*AIM OF THE EXERCISE*.
Copy each line that holds "values".

--*--

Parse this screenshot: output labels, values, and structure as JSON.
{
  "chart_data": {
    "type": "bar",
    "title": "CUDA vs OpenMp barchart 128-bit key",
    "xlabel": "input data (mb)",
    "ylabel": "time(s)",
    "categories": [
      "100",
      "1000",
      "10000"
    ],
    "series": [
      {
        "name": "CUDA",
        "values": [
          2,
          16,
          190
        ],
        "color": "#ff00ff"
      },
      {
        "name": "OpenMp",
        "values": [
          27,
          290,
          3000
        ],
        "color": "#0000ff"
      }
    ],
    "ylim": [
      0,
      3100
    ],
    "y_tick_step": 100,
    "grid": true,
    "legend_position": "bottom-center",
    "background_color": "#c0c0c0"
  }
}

--*--

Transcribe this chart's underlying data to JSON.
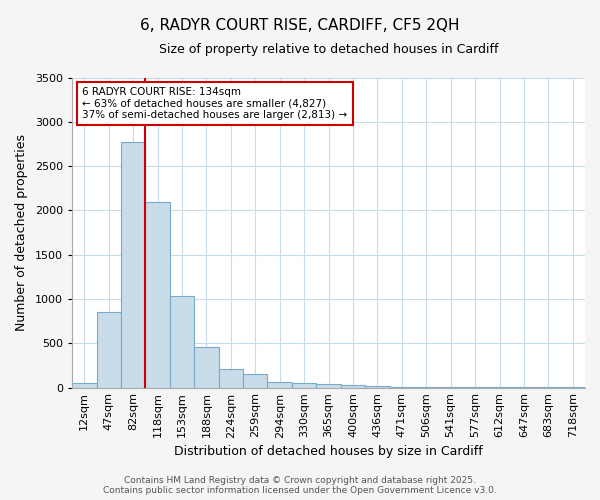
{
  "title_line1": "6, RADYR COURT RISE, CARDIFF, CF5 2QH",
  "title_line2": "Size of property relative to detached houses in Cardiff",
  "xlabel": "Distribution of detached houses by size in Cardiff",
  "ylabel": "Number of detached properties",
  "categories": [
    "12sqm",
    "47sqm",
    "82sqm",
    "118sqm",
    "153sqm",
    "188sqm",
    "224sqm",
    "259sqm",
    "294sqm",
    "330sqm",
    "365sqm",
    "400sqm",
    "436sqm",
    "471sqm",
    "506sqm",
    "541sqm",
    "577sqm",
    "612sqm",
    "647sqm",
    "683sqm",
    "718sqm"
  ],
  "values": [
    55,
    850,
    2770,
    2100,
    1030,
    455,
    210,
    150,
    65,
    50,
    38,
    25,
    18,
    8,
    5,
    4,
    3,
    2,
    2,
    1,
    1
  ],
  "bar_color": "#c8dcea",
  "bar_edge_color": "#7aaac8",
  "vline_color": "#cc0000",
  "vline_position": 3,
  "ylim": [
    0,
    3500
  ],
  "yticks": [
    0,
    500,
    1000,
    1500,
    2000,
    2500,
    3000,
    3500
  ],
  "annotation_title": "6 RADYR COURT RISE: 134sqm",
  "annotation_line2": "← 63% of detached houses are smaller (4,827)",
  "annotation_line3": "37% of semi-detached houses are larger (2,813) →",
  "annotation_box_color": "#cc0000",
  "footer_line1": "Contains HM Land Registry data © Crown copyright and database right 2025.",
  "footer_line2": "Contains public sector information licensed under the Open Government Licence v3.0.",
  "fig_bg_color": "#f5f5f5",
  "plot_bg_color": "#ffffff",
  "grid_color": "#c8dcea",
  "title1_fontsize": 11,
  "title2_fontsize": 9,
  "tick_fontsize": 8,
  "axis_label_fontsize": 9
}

--*--

*FULL RESPONSE*.
Parse this screenshot: output labels, values, and structure as JSON.
        "values": [
        "values": [
  "values": [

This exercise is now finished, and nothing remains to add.